### Directions:
Extract each line of the records below that contains the word "Eisen".

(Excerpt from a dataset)
- - - - - - -
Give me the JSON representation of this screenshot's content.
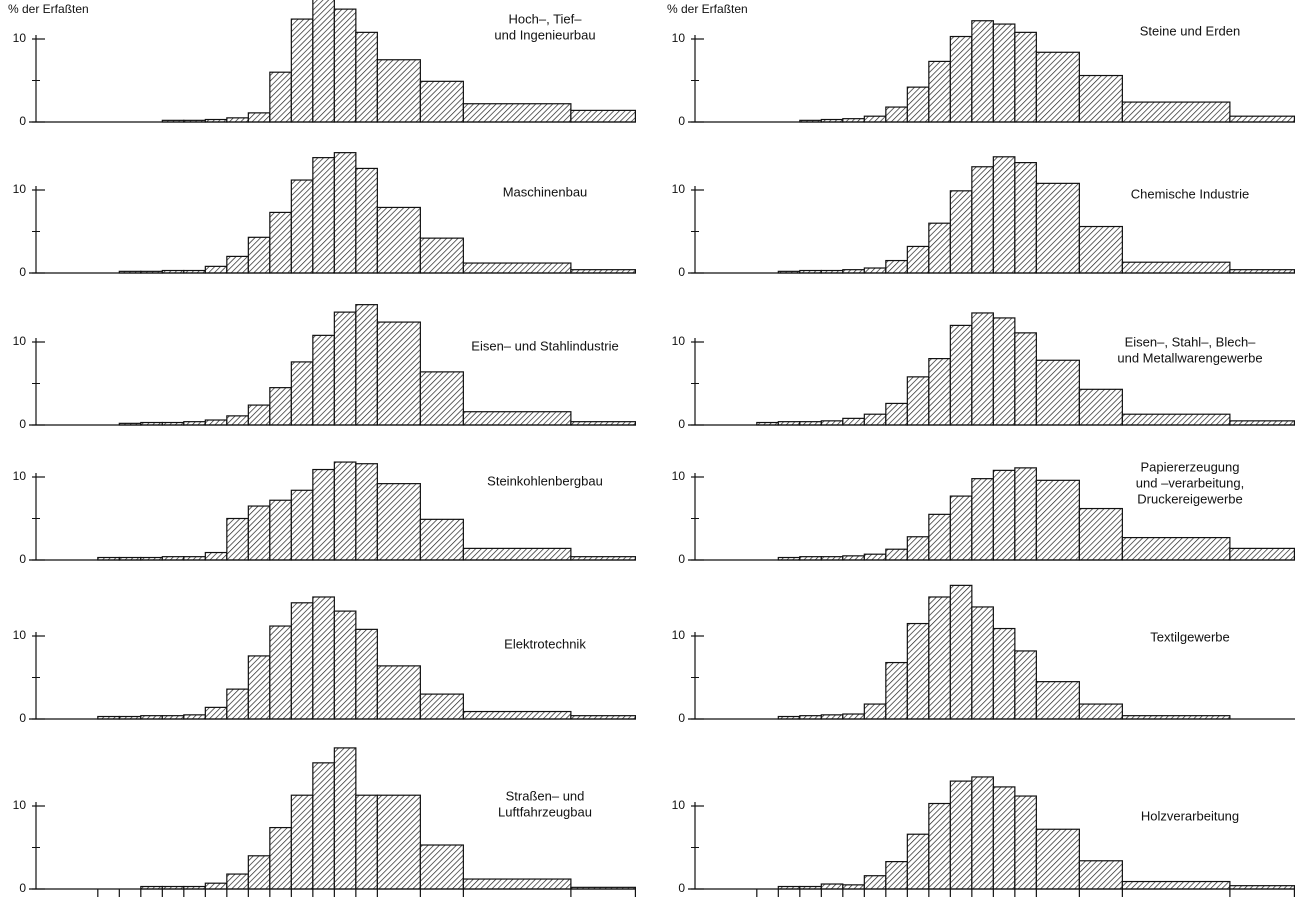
{
  "chart_data": [
    {
      "type": "histogram",
      "ylabel": "% der Erfaßten",
      "title": [
        "Hoch–, Tief–",
        "und Ingenieurbau"
      ],
      "bins": [
        0,
        2,
        3,
        4,
        5,
        6,
        7,
        8,
        9,
        10,
        11,
        12,
        13,
        14,
        15,
        17,
        19,
        24,
        27
      ],
      "values": [
        0,
        0,
        0,
        0,
        0.2,
        0.2,
        0.3,
        0.5,
        1.1,
        6.0,
        12.4,
        14.8,
        13.6,
        10.8,
        7.5,
        4.9,
        2.2,
        1.4
      ],
      "xlim": [
        -1.2,
        27.4
      ],
      "ylim": [
        0,
        18
      ],
      "yticks": [
        0,
        10
      ],
      "yticks_minor": [
        5
      ],
      "color": "#111111"
    },
    {
      "type": "histogram",
      "ylabel": "% der Erfaßten",
      "title": [
        "Steine und Erden"
      ],
      "bins": [
        0,
        2,
        3,
        4,
        5,
        6,
        7,
        8,
        9,
        10,
        11,
        12,
        13,
        14,
        15,
        17,
        19,
        24,
        27
      ],
      "values": [
        0,
        0,
        0,
        0.2,
        0.3,
        0.4,
        0.7,
        1.8,
        4.2,
        7.3,
        10.3,
        12.2,
        11.8,
        10.8,
        8.4,
        5.6,
        2.4,
        0.7
      ],
      "xlim": [
        -1.2,
        27.4
      ],
      "ylim": [
        0,
        18
      ],
      "yticks": [
        0,
        10
      ],
      "yticks_minor": [
        5
      ],
      "color": "#111111"
    },
    {
      "type": "histogram",
      "title": [
        "Maschinenbau"
      ],
      "bins": [
        0,
        2,
        3,
        4,
        5,
        6,
        7,
        8,
        9,
        10,
        11,
        12,
        13,
        14,
        15,
        17,
        19,
        24,
        27
      ],
      "values": [
        0,
        0,
        0.2,
        0.2,
        0.3,
        0.3,
        0.8,
        2.0,
        4.3,
        7.3,
        11.2,
        13.9,
        14.5,
        12.6,
        7.9,
        4.2,
        1.2,
        0.4
      ],
      "xlim": [
        -1.2,
        27.4
      ],
      "ylim": [
        0,
        18
      ],
      "yticks": [
        0,
        10
      ],
      "yticks_minor": [
        5
      ],
      "color": "#111111"
    },
    {
      "type": "histogram",
      "title": [
        "Chemische Industrie"
      ],
      "bins": [
        0,
        2,
        3,
        4,
        5,
        6,
        7,
        8,
        9,
        10,
        11,
        12,
        13,
        14,
        15,
        17,
        19,
        24,
        27
      ],
      "values": [
        0,
        0,
        0.2,
        0.3,
        0.3,
        0.4,
        0.6,
        1.5,
        3.2,
        6.0,
        9.9,
        12.8,
        14.0,
        13.3,
        10.8,
        5.6,
        1.3,
        0.4
      ],
      "xlim": [
        -1.2,
        27.4
      ],
      "ylim": [
        0,
        18
      ],
      "yticks": [
        0,
        10
      ],
      "yticks_minor": [
        5
      ],
      "color": "#111111"
    },
    {
      "type": "histogram",
      "title": [
        "Eisen– und Stahlindustrie"
      ],
      "bins": [
        0,
        2,
        3,
        4,
        5,
        6,
        7,
        8,
        9,
        10,
        11,
        12,
        13,
        14,
        15,
        17,
        19,
        24,
        27
      ],
      "values": [
        0,
        0,
        0.2,
        0.3,
        0.3,
        0.4,
        0.6,
        1.1,
        2.4,
        4.5,
        7.6,
        10.8,
        13.6,
        14.5,
        12.4,
        6.4,
        1.6,
        0.4
      ],
      "xlim": [
        -1.2,
        27.4
      ],
      "ylim": [
        0,
        18
      ],
      "yticks": [
        0,
        10
      ],
      "yticks_minor": [
        5
      ],
      "color": "#111111"
    },
    {
      "type": "histogram",
      "title": [
        "Eisen–, Stahl–, Blech–",
        "und Metallwarengewerbe"
      ],
      "bins": [
        0,
        2,
        3,
        4,
        5,
        6,
        7,
        8,
        9,
        10,
        11,
        12,
        13,
        14,
        15,
        17,
        19,
        24,
        27
      ],
      "values": [
        0,
        0.3,
        0.4,
        0.4,
        0.5,
        0.8,
        1.3,
        2.6,
        5.8,
        8.0,
        12.0,
        13.5,
        12.9,
        11.1,
        7.8,
        4.3,
        1.3,
        0.5
      ],
      "xlim": [
        -1.2,
        27.4
      ],
      "ylim": [
        0,
        18
      ],
      "yticks": [
        0,
        10
      ],
      "yticks_minor": [
        5
      ],
      "color": "#111111"
    },
    {
      "type": "histogram",
      "title": [
        "Steinkohlenbergbau"
      ],
      "bins": [
        0,
        2,
        3,
        4,
        5,
        6,
        7,
        8,
        9,
        10,
        11,
        12,
        13,
        14,
        15,
        17,
        19,
        24,
        27
      ],
      "values": [
        0,
        0.3,
        0.3,
        0.3,
        0.4,
        0.4,
        0.9,
        5.0,
        6.5,
        7.2,
        8.4,
        10.9,
        11.8,
        11.6,
        9.2,
        4.9,
        1.4,
        0.4
      ],
      "xlim": [
        -1.2,
        27.4
      ],
      "ylim": [
        0,
        18
      ],
      "yticks": [
        0,
        10
      ],
      "yticks_minor": [
        5
      ],
      "color": "#111111"
    },
    {
      "type": "histogram",
      "title": [
        "Papiererzeugung",
        "und –verarbeitung,",
        "Druckereigewerbe"
      ],
      "bins": [
        0,
        2,
        3,
        4,
        5,
        6,
        7,
        8,
        9,
        10,
        11,
        12,
        13,
        14,
        15,
        17,
        19,
        24,
        27
      ],
      "values": [
        0,
        0,
        0.3,
        0.4,
        0.4,
        0.5,
        0.7,
        1.3,
        2.8,
        5.5,
        7.7,
        9.8,
        10.8,
        11.1,
        9.6,
        6.2,
        2.7,
        1.4
      ],
      "xlim": [
        -1.2,
        27.4
      ],
      "ylim": [
        0,
        18
      ],
      "yticks": [
        0,
        10
      ],
      "yticks_minor": [
        5
      ],
      "color": "#111111"
    },
    {
      "type": "histogram",
      "title": [
        "Elektrotechnik"
      ],
      "bins": [
        0,
        2,
        3,
        4,
        5,
        6,
        7,
        8,
        9,
        10,
        11,
        12,
        13,
        14,
        15,
        17,
        19,
        24,
        27
      ],
      "values": [
        0,
        0.3,
        0.3,
        0.4,
        0.4,
        0.5,
        1.4,
        3.6,
        7.6,
        11.2,
        14.0,
        14.7,
        13.0,
        10.8,
        6.4,
        3.0,
        0.9,
        0.4
      ],
      "xlim": [
        -1.2,
        27.4
      ],
      "ylim": [
        0,
        18
      ],
      "yticks": [
        0,
        10
      ],
      "yticks_minor": [
        5
      ],
      "color": "#111111"
    },
    {
      "type": "histogram",
      "title": [
        "Textilgewerbe"
      ],
      "bins": [
        0,
        2,
        3,
        4,
        5,
        6,
        7,
        8,
        9,
        10,
        11,
        12,
        13,
        14,
        15,
        17,
        19,
        24,
        27
      ],
      "values": [
        0,
        0,
        0.3,
        0.4,
        0.5,
        0.6,
        1.8,
        6.8,
        11.5,
        14.7,
        16.1,
        13.5,
        10.9,
        8.2,
        4.5,
        1.8,
        0.4,
        0
      ],
      "xlim": [
        -1.2,
        27.4
      ],
      "ylim": [
        0,
        18
      ],
      "yticks": [
        0,
        10
      ],
      "yticks_minor": [
        5
      ],
      "color": "#111111"
    },
    {
      "type": "histogram",
      "title": [
        "Straßen– und",
        "Luftfahrzeugbau"
      ],
      "bins": [
        0,
        2,
        3,
        4,
        5,
        6,
        7,
        8,
        9,
        10,
        11,
        12,
        13,
        14,
        15,
        17,
        19,
        24,
        27
      ],
      "values": [
        0,
        0,
        0,
        0.3,
        0.3,
        0.3,
        0.7,
        1.8,
        4.0,
        7.4,
        11.3,
        15.2,
        17.0,
        11.3,
        11.3,
        5.3,
        1.2,
        0.2
      ],
      "xlim": [
        -1.2,
        27.4
      ],
      "ylim": [
        0,
        18
      ],
      "yticks": [
        0,
        10
      ],
      "yticks_minor": [
        5
      ],
      "color": "#111111"
    },
    {
      "type": "histogram",
      "title": [
        "Holzverarbeitung"
      ],
      "bins": [
        0,
        2,
        3,
        4,
        5,
        6,
        7,
        8,
        9,
        10,
        11,
        12,
        13,
        14,
        15,
        17,
        19,
        24,
        27
      ],
      "values": [
        0,
        0,
        0.3,
        0.3,
        0.6,
        0.5,
        1.6,
        3.3,
        6.6,
        10.3,
        13.0,
        13.5,
        12.3,
        11.2,
        7.2,
        3.4,
        0.9,
        0.4
      ],
      "xlim": [
        -1.2,
        27.4
      ],
      "ylim": [
        0,
        18
      ],
      "yticks": [
        0,
        10
      ],
      "yticks_minor": [
        5
      ],
      "color": "#111111"
    }
  ]
}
- - - - - - -
### Response to the task:
        "Eisen– und Stahlindustrie"
        "Eisen–, Stahl–, Blech–",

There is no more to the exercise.